─── GIVEN DATA

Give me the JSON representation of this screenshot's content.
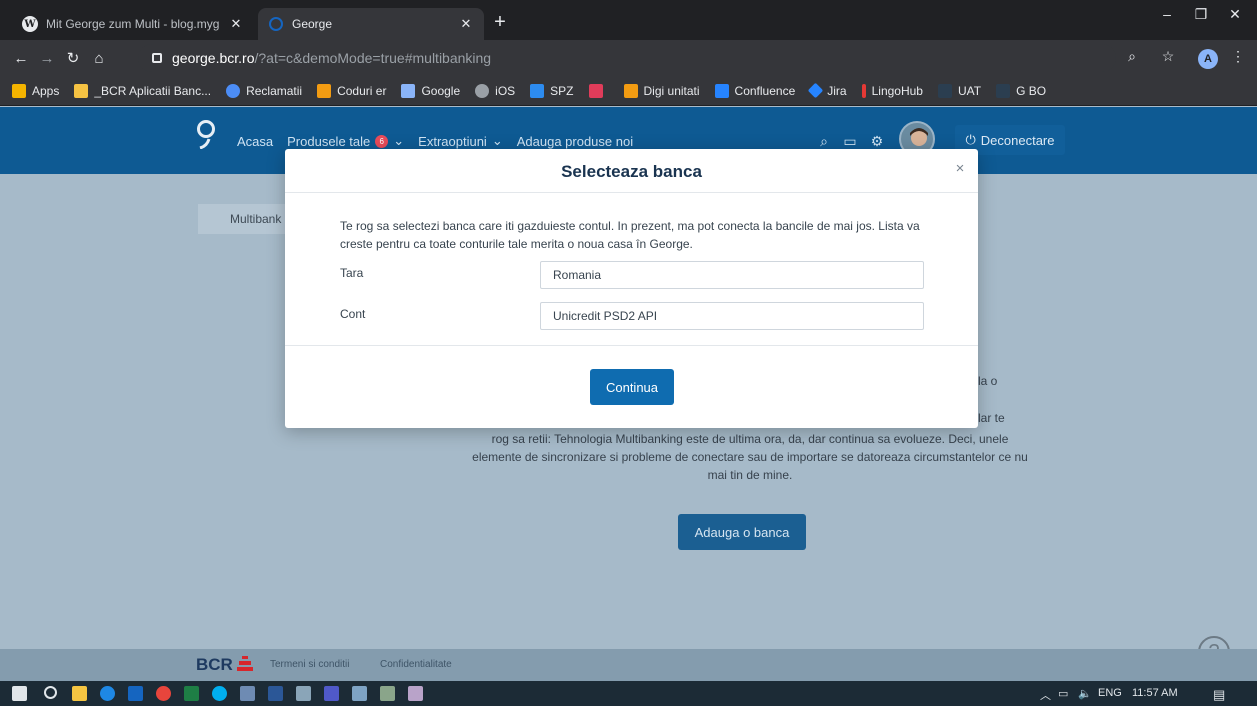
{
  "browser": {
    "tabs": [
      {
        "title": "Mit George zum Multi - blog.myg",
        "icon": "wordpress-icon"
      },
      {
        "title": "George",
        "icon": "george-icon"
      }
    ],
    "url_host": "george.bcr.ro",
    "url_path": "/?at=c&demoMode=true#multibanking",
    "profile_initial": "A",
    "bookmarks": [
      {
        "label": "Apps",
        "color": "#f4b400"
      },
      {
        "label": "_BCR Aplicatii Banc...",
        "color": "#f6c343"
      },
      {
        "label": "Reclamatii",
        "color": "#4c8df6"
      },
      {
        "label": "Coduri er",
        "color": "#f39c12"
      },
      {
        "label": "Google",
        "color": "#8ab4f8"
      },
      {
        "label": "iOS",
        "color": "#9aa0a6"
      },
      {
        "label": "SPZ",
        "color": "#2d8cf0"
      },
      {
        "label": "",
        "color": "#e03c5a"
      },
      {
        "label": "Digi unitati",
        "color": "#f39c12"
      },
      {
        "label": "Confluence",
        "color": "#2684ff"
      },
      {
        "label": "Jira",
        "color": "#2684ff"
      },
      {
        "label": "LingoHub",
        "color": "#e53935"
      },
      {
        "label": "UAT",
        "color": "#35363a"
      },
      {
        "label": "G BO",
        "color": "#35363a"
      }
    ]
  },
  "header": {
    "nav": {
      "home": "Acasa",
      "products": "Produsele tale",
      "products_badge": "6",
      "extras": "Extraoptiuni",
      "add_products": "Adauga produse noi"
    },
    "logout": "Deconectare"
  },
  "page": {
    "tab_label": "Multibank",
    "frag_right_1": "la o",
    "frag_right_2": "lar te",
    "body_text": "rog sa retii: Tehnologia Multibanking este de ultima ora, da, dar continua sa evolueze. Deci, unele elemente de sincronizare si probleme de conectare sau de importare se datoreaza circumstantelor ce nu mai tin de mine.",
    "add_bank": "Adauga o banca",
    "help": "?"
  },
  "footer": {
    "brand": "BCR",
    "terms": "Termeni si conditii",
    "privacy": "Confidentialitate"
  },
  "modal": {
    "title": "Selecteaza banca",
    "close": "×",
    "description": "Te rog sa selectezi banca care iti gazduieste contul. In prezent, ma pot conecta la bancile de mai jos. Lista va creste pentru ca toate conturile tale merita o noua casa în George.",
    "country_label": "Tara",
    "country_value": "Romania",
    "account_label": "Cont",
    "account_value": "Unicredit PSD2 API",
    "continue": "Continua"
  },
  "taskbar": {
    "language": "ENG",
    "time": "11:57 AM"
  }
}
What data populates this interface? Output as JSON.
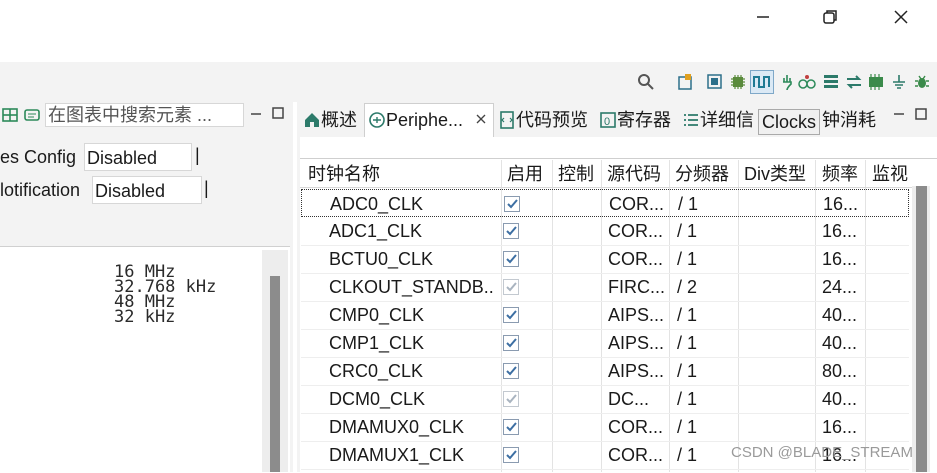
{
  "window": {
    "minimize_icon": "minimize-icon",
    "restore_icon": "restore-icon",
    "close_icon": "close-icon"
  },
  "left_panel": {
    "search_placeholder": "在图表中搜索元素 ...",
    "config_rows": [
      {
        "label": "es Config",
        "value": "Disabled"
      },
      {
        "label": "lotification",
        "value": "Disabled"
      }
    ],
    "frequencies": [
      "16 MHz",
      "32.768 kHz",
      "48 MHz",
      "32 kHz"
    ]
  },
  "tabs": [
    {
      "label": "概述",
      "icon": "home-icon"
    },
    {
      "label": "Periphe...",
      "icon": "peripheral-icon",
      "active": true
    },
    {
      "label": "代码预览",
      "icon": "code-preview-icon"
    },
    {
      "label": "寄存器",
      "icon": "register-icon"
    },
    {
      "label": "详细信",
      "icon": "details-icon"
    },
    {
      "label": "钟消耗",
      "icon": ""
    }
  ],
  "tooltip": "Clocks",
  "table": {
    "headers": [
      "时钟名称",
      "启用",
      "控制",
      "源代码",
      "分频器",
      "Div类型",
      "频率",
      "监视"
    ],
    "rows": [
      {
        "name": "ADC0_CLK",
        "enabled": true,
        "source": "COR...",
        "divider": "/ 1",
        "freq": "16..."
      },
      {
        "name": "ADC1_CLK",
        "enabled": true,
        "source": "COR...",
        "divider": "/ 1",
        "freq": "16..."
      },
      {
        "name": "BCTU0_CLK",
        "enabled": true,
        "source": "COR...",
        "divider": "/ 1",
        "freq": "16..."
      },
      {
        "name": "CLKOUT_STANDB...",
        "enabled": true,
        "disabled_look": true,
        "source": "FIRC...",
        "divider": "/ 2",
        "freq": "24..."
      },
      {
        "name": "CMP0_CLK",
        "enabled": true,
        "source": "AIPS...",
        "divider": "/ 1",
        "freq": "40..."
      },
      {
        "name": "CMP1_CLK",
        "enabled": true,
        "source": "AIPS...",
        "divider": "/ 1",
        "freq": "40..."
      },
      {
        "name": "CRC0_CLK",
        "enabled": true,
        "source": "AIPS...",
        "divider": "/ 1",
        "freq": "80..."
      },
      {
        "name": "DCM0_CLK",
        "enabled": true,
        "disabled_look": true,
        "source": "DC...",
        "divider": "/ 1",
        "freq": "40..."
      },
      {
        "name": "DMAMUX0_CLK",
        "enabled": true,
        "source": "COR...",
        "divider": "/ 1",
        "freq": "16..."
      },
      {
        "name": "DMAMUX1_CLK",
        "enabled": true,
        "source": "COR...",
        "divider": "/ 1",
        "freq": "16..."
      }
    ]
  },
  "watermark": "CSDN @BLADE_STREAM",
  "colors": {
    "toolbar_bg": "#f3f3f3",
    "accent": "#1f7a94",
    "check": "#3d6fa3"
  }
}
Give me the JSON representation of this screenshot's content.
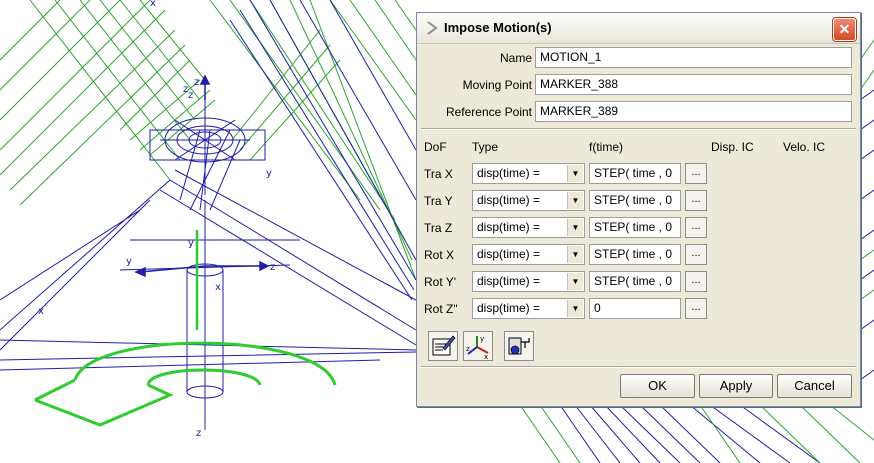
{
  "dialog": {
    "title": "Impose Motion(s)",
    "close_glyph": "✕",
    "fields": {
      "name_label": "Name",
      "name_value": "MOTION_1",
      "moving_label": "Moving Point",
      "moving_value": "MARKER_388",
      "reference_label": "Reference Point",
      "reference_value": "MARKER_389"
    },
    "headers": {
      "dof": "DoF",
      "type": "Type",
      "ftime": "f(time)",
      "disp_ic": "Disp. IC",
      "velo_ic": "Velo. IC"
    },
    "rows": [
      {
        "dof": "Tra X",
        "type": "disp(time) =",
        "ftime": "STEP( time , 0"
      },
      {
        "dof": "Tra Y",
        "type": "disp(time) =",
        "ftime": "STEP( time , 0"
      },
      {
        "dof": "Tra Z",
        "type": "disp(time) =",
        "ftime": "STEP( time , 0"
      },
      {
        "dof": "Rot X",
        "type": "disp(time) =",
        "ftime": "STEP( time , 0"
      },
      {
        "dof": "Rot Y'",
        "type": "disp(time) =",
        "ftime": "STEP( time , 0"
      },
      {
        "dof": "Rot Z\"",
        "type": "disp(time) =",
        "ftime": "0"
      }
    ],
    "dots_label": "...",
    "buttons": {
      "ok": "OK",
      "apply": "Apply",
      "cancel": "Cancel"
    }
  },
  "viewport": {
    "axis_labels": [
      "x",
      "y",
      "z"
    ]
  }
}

──────

Where a line above contains the word "banca", copy that line.

→ CORRECT ANSWER:
    "add_bank": "Adauga o banca",
    "title": "Selecteaza banca",
    "description": "Te rog sa selectezi banca care iti gazduieste contul. In prezent, ma pot conecta la bancile de mai jos. Lista va creste pentru ca toate conturile tale merita o noua casa în George.",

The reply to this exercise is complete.